(Records contained in a dataset)
________________________

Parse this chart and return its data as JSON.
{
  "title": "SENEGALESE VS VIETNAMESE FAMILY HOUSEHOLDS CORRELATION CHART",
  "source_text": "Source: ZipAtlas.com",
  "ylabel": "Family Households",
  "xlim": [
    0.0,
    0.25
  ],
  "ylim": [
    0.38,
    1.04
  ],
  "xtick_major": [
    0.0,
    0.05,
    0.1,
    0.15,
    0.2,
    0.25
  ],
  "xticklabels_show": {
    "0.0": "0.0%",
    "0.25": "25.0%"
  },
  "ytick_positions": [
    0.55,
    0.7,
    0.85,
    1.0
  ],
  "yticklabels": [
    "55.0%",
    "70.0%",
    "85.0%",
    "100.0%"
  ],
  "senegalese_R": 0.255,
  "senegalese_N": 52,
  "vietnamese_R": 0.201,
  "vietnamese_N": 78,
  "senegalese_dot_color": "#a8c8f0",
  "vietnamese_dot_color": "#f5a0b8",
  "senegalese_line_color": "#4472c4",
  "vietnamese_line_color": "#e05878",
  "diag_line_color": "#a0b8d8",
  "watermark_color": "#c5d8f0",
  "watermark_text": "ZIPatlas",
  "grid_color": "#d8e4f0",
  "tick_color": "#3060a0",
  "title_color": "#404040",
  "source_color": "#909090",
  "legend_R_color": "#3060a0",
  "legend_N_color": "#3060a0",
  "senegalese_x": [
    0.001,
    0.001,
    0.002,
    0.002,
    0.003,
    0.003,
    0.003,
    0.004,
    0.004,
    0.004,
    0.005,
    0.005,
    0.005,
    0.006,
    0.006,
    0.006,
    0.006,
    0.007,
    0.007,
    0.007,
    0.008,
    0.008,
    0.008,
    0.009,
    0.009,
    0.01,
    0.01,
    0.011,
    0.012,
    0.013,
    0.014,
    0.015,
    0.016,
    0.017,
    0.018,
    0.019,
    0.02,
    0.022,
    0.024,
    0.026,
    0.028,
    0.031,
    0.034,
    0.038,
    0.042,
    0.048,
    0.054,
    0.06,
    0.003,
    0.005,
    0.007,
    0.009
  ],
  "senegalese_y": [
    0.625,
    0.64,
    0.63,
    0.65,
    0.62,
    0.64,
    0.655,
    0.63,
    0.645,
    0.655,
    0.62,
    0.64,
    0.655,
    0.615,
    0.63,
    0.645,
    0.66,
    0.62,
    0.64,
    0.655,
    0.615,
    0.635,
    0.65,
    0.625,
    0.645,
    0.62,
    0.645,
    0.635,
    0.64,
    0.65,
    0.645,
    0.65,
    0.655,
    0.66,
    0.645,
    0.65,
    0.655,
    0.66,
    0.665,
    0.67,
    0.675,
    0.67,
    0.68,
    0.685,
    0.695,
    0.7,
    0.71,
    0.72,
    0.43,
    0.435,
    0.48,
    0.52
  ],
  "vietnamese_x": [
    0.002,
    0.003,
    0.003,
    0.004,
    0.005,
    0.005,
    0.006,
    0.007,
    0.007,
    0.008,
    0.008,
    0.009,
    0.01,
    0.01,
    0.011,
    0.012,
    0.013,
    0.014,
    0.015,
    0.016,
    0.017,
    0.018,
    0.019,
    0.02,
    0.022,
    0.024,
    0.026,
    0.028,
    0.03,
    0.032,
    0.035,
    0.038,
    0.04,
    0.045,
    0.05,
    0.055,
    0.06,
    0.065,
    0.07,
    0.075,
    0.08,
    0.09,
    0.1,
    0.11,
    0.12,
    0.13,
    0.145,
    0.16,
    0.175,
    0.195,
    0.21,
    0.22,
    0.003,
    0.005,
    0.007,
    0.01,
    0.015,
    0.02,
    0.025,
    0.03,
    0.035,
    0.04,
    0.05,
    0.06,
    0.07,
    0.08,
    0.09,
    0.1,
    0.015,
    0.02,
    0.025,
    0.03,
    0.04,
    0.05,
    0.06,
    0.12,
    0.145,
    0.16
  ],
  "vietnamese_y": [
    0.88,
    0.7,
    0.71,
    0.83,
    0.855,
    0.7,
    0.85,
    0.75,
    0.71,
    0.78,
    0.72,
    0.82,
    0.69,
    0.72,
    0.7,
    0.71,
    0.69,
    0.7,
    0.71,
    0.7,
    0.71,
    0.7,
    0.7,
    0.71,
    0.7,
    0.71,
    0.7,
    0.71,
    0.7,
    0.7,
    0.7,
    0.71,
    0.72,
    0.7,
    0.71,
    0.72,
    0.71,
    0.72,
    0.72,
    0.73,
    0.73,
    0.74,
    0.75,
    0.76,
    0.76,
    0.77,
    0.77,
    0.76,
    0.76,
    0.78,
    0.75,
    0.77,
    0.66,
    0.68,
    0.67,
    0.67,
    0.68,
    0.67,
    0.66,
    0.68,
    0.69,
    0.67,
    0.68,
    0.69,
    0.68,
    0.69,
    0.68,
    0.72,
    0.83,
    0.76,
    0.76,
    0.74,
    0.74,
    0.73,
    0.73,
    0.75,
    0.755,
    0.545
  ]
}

________________________

Repeat every record, keeping each word and mark exactly as it is.

Parse this chart and return its data as JSON.
{
  "title": "SENEGALESE VS VIETNAMESE FAMILY HOUSEHOLDS CORRELATION CHART",
  "source_text": "Source: ZipAtlas.com",
  "ylabel": "Family Households",
  "xlim": [
    0.0,
    0.25
  ],
  "ylim": [
    0.38,
    1.04
  ],
  "xtick_major": [
    0.0,
    0.05,
    0.1,
    0.15,
    0.2,
    0.25
  ],
  "xticklabels_show": {
    "0.0": "0.0%",
    "0.25": "25.0%"
  },
  "ytick_positions": [
    0.55,
    0.7,
    0.85,
    1.0
  ],
  "yticklabels": [
    "55.0%",
    "70.0%",
    "85.0%",
    "100.0%"
  ],
  "senegalese_R": 0.255,
  "senegalese_N": 52,
  "vietnamese_R": 0.201,
  "vietnamese_N": 78,
  "senegalese_dot_color": "#a8c8f0",
  "vietnamese_dot_color": "#f5a0b8",
  "senegalese_line_color": "#4472c4",
  "vietnamese_line_color": "#e05878",
  "diag_line_color": "#a0b8d8",
  "watermark_color": "#c5d8f0",
  "watermark_text": "ZIPatlas",
  "grid_color": "#d8e4f0",
  "tick_color": "#3060a0",
  "title_color": "#404040",
  "source_color": "#909090",
  "legend_R_color": "#3060a0",
  "legend_N_color": "#3060a0",
  "senegalese_x": [
    0.001,
    0.001,
    0.002,
    0.002,
    0.003,
    0.003,
    0.003,
    0.004,
    0.004,
    0.004,
    0.005,
    0.005,
    0.005,
    0.006,
    0.006,
    0.006,
    0.006,
    0.007,
    0.007,
    0.007,
    0.008,
    0.008,
    0.008,
    0.009,
    0.009,
    0.01,
    0.01,
    0.011,
    0.012,
    0.013,
    0.014,
    0.015,
    0.016,
    0.017,
    0.018,
    0.019,
    0.02,
    0.022,
    0.024,
    0.026,
    0.028,
    0.031,
    0.034,
    0.038,
    0.042,
    0.048,
    0.054,
    0.06,
    0.003,
    0.005,
    0.007,
    0.009
  ],
  "senegalese_y": [
    0.625,
    0.64,
    0.63,
    0.65,
    0.62,
    0.64,
    0.655,
    0.63,
    0.645,
    0.655,
    0.62,
    0.64,
    0.655,
    0.615,
    0.63,
    0.645,
    0.66,
    0.62,
    0.64,
    0.655,
    0.615,
    0.635,
    0.65,
    0.625,
    0.645,
    0.62,
    0.645,
    0.635,
    0.64,
    0.65,
    0.645,
    0.65,
    0.655,
    0.66,
    0.645,
    0.65,
    0.655,
    0.66,
    0.665,
    0.67,
    0.675,
    0.67,
    0.68,
    0.685,
    0.695,
    0.7,
    0.71,
    0.72,
    0.43,
    0.435,
    0.48,
    0.52
  ],
  "vietnamese_x": [
    0.002,
    0.003,
    0.003,
    0.004,
    0.005,
    0.005,
    0.006,
    0.007,
    0.007,
    0.008,
    0.008,
    0.009,
    0.01,
    0.01,
    0.011,
    0.012,
    0.013,
    0.014,
    0.015,
    0.016,
    0.017,
    0.018,
    0.019,
    0.02,
    0.022,
    0.024,
    0.026,
    0.028,
    0.03,
    0.032,
    0.035,
    0.038,
    0.04,
    0.045,
    0.05,
    0.055,
    0.06,
    0.065,
    0.07,
    0.075,
    0.08,
    0.09,
    0.1,
    0.11,
    0.12,
    0.13,
    0.145,
    0.16,
    0.175,
    0.195,
    0.21,
    0.22,
    0.003,
    0.005,
    0.007,
    0.01,
    0.015,
    0.02,
    0.025,
    0.03,
    0.035,
    0.04,
    0.05,
    0.06,
    0.07,
    0.08,
    0.09,
    0.1,
    0.015,
    0.02,
    0.025,
    0.03,
    0.04,
    0.05,
    0.06,
    0.12,
    0.145,
    0.16
  ],
  "vietnamese_y": [
    0.88,
    0.7,
    0.71,
    0.83,
    0.855,
    0.7,
    0.85,
    0.75,
    0.71,
    0.78,
    0.72,
    0.82,
    0.69,
    0.72,
    0.7,
    0.71,
    0.69,
    0.7,
    0.71,
    0.7,
    0.71,
    0.7,
    0.7,
    0.71,
    0.7,
    0.71,
    0.7,
    0.71,
    0.7,
    0.7,
    0.7,
    0.71,
    0.72,
    0.7,
    0.71,
    0.72,
    0.71,
    0.72,
    0.72,
    0.73,
    0.73,
    0.74,
    0.75,
    0.76,
    0.76,
    0.77,
    0.77,
    0.76,
    0.76,
    0.78,
    0.75,
    0.77,
    0.66,
    0.68,
    0.67,
    0.67,
    0.68,
    0.67,
    0.66,
    0.68,
    0.69,
    0.67,
    0.68,
    0.69,
    0.68,
    0.69,
    0.68,
    0.72,
    0.83,
    0.76,
    0.76,
    0.74,
    0.74,
    0.73,
    0.73,
    0.75,
    0.755,
    0.545
  ]
}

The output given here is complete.